— Work required —
From the entries below, copy every line holding the word "marker".

### Raw data ###

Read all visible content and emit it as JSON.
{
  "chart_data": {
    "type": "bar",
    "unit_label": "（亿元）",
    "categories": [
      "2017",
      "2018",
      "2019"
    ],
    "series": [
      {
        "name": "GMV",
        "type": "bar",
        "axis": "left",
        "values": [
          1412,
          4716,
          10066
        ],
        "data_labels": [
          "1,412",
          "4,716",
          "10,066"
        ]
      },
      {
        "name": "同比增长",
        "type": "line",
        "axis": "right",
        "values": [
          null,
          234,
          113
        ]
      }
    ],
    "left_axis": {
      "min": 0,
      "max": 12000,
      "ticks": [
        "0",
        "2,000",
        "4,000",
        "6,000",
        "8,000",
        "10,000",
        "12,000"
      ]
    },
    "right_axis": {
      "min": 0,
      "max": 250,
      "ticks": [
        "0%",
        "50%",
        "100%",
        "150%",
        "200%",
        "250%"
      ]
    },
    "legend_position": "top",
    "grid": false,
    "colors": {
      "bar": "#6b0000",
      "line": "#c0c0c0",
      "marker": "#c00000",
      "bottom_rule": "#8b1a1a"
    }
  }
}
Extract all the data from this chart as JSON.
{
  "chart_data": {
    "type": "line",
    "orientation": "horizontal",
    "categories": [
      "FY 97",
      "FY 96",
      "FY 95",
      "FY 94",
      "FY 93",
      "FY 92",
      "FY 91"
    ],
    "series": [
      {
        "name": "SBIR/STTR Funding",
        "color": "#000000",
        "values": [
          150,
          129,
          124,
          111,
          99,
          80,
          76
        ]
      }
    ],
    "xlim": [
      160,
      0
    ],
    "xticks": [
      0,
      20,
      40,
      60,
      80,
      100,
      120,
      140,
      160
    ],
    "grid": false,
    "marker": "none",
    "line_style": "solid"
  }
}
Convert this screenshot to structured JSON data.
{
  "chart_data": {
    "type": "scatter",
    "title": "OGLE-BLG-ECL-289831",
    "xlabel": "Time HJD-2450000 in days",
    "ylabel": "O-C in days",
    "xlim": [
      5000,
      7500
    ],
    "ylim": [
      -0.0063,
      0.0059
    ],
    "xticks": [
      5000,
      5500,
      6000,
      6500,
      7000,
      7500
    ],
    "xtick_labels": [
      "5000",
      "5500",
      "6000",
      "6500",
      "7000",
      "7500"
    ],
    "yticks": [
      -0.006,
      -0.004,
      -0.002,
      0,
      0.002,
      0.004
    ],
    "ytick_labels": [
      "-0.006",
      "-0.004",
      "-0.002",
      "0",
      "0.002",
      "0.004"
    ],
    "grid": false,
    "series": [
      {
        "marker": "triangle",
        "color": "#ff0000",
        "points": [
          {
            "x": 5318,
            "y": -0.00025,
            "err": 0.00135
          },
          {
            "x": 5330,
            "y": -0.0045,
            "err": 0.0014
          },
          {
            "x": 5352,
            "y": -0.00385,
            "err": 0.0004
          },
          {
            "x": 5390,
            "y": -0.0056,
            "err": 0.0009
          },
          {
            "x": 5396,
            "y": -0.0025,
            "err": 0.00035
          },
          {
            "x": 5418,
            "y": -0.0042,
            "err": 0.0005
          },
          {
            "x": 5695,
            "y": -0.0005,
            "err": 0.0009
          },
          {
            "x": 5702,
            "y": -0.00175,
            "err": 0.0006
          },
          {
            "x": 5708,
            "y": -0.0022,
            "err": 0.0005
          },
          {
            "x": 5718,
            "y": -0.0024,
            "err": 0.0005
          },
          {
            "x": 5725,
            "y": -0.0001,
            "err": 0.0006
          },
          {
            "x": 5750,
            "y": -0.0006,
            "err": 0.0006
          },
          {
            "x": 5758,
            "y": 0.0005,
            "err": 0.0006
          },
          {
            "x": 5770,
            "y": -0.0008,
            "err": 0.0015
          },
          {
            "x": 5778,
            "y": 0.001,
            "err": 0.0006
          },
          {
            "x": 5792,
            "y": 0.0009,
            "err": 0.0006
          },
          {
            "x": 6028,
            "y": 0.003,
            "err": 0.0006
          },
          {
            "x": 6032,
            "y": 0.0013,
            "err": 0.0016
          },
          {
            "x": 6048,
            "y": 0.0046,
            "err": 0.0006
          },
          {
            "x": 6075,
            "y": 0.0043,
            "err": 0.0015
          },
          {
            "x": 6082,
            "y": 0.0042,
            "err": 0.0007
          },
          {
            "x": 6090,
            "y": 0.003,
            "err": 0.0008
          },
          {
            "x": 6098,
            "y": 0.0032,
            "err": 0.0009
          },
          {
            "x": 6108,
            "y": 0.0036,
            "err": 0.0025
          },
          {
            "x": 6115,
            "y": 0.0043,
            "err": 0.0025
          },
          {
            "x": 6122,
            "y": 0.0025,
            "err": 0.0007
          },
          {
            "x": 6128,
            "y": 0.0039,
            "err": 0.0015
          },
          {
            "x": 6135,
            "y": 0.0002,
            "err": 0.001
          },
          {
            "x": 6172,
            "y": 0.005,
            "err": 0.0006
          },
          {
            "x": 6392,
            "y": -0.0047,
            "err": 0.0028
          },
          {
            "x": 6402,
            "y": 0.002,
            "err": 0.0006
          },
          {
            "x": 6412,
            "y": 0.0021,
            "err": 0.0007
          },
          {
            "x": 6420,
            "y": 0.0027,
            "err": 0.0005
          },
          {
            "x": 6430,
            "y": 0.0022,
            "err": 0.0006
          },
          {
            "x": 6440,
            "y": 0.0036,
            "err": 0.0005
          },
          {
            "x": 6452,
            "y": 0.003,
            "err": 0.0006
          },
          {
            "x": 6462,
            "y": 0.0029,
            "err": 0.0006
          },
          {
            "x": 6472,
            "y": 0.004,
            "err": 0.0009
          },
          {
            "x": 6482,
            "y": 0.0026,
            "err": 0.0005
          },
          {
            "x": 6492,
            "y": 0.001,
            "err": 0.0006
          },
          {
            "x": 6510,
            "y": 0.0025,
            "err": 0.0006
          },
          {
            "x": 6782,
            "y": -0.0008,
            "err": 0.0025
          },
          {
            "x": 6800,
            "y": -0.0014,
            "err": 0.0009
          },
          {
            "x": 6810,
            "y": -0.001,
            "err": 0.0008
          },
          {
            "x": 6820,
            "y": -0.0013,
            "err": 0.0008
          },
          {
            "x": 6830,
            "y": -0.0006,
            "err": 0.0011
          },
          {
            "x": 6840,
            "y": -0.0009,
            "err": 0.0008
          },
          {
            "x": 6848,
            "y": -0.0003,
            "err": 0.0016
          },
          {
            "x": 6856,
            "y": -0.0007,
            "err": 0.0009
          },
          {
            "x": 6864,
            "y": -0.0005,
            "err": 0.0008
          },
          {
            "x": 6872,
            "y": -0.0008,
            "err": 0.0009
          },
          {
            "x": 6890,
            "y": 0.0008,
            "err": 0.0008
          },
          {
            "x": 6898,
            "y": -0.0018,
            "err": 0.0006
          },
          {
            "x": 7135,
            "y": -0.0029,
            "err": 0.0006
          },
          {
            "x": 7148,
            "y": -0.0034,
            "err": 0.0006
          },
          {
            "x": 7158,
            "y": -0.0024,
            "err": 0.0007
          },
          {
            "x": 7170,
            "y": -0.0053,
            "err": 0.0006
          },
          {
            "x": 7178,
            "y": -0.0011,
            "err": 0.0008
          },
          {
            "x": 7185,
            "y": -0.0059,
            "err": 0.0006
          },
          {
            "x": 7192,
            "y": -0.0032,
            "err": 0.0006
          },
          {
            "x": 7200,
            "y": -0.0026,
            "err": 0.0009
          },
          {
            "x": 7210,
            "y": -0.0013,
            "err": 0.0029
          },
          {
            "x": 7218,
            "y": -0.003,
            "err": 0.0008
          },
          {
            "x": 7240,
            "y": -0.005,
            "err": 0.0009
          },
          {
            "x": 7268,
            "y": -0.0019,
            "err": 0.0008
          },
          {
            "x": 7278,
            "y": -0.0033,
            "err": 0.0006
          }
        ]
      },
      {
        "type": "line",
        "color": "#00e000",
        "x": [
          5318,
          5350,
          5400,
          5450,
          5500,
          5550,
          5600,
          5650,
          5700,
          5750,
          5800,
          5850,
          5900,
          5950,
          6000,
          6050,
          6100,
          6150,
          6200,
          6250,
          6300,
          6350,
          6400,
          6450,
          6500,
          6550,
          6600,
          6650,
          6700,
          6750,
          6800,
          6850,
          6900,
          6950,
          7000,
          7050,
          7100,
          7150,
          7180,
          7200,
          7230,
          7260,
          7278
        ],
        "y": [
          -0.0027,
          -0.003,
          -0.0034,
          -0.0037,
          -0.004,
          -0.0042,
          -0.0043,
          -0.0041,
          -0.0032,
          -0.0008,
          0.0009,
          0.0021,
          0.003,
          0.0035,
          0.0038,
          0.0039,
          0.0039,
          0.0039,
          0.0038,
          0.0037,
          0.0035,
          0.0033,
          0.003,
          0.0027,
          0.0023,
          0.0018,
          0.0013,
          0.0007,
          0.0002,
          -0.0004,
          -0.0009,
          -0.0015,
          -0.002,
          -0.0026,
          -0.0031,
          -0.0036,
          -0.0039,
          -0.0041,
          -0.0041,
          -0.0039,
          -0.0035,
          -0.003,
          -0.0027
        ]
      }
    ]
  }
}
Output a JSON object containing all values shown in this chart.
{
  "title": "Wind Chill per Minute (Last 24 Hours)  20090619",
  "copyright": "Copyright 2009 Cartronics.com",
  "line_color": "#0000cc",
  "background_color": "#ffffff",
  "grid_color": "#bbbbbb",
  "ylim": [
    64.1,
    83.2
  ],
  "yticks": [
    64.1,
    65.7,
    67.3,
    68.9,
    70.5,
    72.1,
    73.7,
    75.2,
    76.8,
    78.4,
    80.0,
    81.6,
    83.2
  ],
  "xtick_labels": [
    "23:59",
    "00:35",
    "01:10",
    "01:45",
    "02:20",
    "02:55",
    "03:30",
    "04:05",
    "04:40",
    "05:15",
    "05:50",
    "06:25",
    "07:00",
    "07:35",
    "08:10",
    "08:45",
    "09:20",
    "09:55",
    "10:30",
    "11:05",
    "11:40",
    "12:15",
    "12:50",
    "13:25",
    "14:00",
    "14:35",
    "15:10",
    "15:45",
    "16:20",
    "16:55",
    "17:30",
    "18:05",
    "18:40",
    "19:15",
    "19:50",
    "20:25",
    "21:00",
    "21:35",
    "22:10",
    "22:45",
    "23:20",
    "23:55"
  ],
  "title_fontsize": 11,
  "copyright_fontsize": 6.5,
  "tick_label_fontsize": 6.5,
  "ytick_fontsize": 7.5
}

###

— Solution to the problem —
      "marker": "#c00000",
    "marker": "none",
        "marker": "triangle",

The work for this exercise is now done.